Exercise objective —
Write out each entry again. Keep every word exactly as it is.

Material —

__________________________________________________

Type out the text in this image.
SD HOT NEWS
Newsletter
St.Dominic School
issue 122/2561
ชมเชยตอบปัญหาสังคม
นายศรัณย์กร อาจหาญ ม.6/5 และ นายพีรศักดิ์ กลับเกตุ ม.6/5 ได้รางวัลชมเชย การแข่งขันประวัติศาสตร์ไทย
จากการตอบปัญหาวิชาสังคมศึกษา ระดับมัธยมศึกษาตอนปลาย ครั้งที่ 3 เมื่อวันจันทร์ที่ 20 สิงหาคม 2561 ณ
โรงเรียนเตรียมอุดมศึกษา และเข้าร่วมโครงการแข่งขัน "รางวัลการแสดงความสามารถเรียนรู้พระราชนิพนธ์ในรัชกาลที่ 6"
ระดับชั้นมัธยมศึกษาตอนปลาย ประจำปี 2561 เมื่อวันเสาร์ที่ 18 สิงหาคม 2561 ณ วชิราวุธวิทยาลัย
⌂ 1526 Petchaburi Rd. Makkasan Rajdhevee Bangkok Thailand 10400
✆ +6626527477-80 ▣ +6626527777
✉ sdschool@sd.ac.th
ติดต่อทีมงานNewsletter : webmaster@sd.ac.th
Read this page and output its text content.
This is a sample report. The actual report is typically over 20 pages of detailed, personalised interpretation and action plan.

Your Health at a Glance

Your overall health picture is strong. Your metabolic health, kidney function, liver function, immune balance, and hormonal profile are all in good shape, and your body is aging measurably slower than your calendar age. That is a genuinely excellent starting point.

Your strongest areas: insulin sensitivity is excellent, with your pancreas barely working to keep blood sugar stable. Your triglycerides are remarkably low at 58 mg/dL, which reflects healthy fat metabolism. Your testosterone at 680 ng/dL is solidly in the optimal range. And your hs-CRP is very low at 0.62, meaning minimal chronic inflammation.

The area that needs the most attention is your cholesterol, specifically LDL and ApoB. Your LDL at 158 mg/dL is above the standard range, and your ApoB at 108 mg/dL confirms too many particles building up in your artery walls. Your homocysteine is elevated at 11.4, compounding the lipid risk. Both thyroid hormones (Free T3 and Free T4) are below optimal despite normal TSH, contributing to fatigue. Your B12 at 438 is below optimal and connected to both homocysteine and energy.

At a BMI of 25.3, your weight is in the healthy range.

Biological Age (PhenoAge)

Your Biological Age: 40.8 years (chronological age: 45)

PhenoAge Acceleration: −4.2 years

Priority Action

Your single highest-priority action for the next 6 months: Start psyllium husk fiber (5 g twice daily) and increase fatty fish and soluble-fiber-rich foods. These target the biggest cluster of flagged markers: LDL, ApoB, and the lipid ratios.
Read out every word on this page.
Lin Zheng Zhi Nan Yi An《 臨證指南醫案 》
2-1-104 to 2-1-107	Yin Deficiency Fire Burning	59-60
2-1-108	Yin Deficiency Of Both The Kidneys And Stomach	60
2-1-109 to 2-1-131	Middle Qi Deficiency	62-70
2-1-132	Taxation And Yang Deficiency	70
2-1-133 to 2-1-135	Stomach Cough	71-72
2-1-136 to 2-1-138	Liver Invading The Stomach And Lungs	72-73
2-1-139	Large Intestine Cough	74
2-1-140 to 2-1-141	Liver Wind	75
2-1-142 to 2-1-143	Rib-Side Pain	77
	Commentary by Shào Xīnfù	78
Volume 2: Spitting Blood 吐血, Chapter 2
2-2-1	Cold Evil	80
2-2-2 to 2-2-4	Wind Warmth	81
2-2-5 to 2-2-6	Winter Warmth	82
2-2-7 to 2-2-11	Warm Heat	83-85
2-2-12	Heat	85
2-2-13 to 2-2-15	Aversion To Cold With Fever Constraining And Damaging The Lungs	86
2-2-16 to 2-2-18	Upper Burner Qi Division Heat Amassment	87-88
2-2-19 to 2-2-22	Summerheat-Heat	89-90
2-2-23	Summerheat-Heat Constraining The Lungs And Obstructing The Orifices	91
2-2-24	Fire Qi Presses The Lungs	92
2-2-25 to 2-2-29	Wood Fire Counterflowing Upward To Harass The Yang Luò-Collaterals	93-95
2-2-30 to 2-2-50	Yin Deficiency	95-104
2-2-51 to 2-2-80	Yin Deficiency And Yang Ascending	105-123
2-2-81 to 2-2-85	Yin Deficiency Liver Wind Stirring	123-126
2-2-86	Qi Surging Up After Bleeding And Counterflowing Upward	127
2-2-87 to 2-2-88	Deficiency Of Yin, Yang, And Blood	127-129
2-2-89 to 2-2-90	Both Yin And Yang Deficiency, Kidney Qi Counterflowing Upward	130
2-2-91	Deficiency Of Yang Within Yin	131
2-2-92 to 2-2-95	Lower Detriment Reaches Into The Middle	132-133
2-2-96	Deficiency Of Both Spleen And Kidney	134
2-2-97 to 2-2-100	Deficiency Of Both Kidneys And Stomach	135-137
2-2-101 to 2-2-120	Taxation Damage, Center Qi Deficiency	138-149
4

__________________________________________________

Written answer —
Type out the text in this image.
SD HOT NEWS
Newsletter
St.Dominic School
issue 122/2561
ชมเชยตอบปัญหาสังคม
นายศรัณย์กร อาจหาญ ม.6/5 และ นายพีรศักดิ์ กลับเกตุ ม.6/5 ได้รางวัลชมเชย การแข่งขันประวัติศาสตร์ไทย
จากการตอบปัญหาวิชาสังคมศึกษา ระดับมัธยมศึกษาตอนปลาย ครั้งที่ 3 เมื่อวันจันทร์ที่ 20 สิงหาคม 2561 ณ
โรงเรียนเตรียมอุดมศึกษา และเข้าร่วมโครงการแข่งขัน "รางวัลการแสดงความสามารถเรียนรู้พระราชนิพนธ์ในรัชกาลที่ 6"
ระดับชั้นมัธยมศึกษาตอนปลาย ประจำปี 2561 เมื่อวันเสาร์ที่ 18 สิงหาคม 2561 ณ วชิราวุธวิทยาลัย
⌂ 1526 Petchaburi Rd. Makkasan Rajdhevee Bangkok Thailand 10400
✆ +6626527477-80 ▣ +6626527777
✉ sdschool@sd.ac.th
ติดต่อทีมงานNewsletter : webmaster@sd.ac.th
Read this page and output its text content.
This is a sample report. The actual report is typically over 20 pages of detailed, personalised interpretation and action plan.

Your Health at a Glance

Your overall health picture is strong. Your metabolic health, kidney function, liver function, immune balance, and hormonal profile are all in good shape, and your body is aging measurably slower than your calendar age. That is a genuinely excellent starting point.

Your strongest areas: insulin sensitivity is excellent, with your pancreas barely working to keep blood sugar stable. Your triglycerides are remarkably low at 58 mg/dL, which reflects healthy fat metabolism. Your testosterone at 680 ng/dL is solidly in the optimal range. And your hs-CRP is very low at 0.62, meaning minimal chronic inflammation.

The area that needs the most attention is your cholesterol, specifically LDL and ApoB. Your LDL at 158 mg/dL is above the standard range, and your ApoB at 108 mg/dL confirms too many particles building up in your artery walls. Your homocysteine is elevated at 11.4, compounding the lipid risk. Both thyroid hormones (Free T3 and Free T4) are below optimal despite normal TSH, contributing to fatigue. Your B12 at 438 is below optimal and connected to both homocysteine and energy.

At a BMI of 25.3, your weight is in the healthy range.

Biological Age (PhenoAge)

Your Biological Age: 40.8 years (chronological age: 45)

PhenoAge Acceleration: −4.2 years

Priority Action

Your single highest-priority action for the next 6 months: Start psyllium husk fiber (5 g twice daily) and increase fatty fish and soluble-fiber-rich foods. These target the biggest cluster of flagged markers: LDL, ApoB, and the lipid ratios.
Read out every word on this page.
Lin Zheng Zhi Nan Yi An《 臨證指南醫案 》
2-1-104 to 2-1-107	Yin Deficiency Fire Burning	59-60
2-1-108	Yin Deficiency Of Both The Kidneys And Stomach	60
2-1-109 to 2-1-131	Middle Qi Deficiency	62-70
2-1-132	Taxation And Yang Deficiency	70
2-1-133 to 2-1-135	Stomach Cough	71-72
2-1-136 to 2-1-138	Liver Invading The Stomach And Lungs	72-73
2-1-139	Large Intestine Cough	74
2-1-140 to 2-1-141	Liver Wind	75
2-1-142 to 2-1-143	Rib-Side Pain	77
	Commentary by Shào Xīnfù	78
Volume 2: Spitting Blood 吐血, Chapter 2
2-2-1	Cold Evil	80
2-2-2 to 2-2-4	Wind Warmth	81
2-2-5 to 2-2-6	Winter Warmth	82
2-2-7 to 2-2-11	Warm Heat	83-85
2-2-12	Heat	85
2-2-13 to 2-2-15	Aversion To Cold With Fever Constraining And Damaging The Lungs	86
2-2-16 to 2-2-18	Upper Burner Qi Division Heat Amassment	87-88
2-2-19 to 2-2-22	Summerheat-Heat	89-90
2-2-23	Summerheat-Heat Constraining The Lungs And Obstructing The Orifices	91
2-2-24	Fire Qi Presses The Lungs	92
2-2-25 to 2-2-29	Wood Fire Counterflowing Upward To Harass The Yang Luò-Collaterals	93-95
2-2-30 to 2-2-50	Yin Deficiency	95-104
2-2-51 to 2-2-80	Yin Deficiency And Yang Ascending	105-123
2-2-81 to 2-2-85	Yin Deficiency Liver Wind Stirring	123-126
2-2-86	Qi Surging Up After Bleeding And Counterflowing Upward	127
2-2-87 to 2-2-88	Deficiency Of Yin, Yang, And Blood	127-129
2-2-89 to 2-2-90	Both Yin And Yang Deficiency, Kidney Qi Counterflowing Upward	130
2-2-91	Deficiency Of Yang Within Yin	131
2-2-92 to 2-2-95	Lower Detriment Reaches Into The Middle	132-133
2-2-96	Deficiency Of Both Spleen And Kidney	134
2-2-97 to 2-2-100	Deficiency Of Both Kidneys And Stomach	135-137
2-2-101 to 2-2-120	Taxation Damage, Center Qi Deficiency	138-149
4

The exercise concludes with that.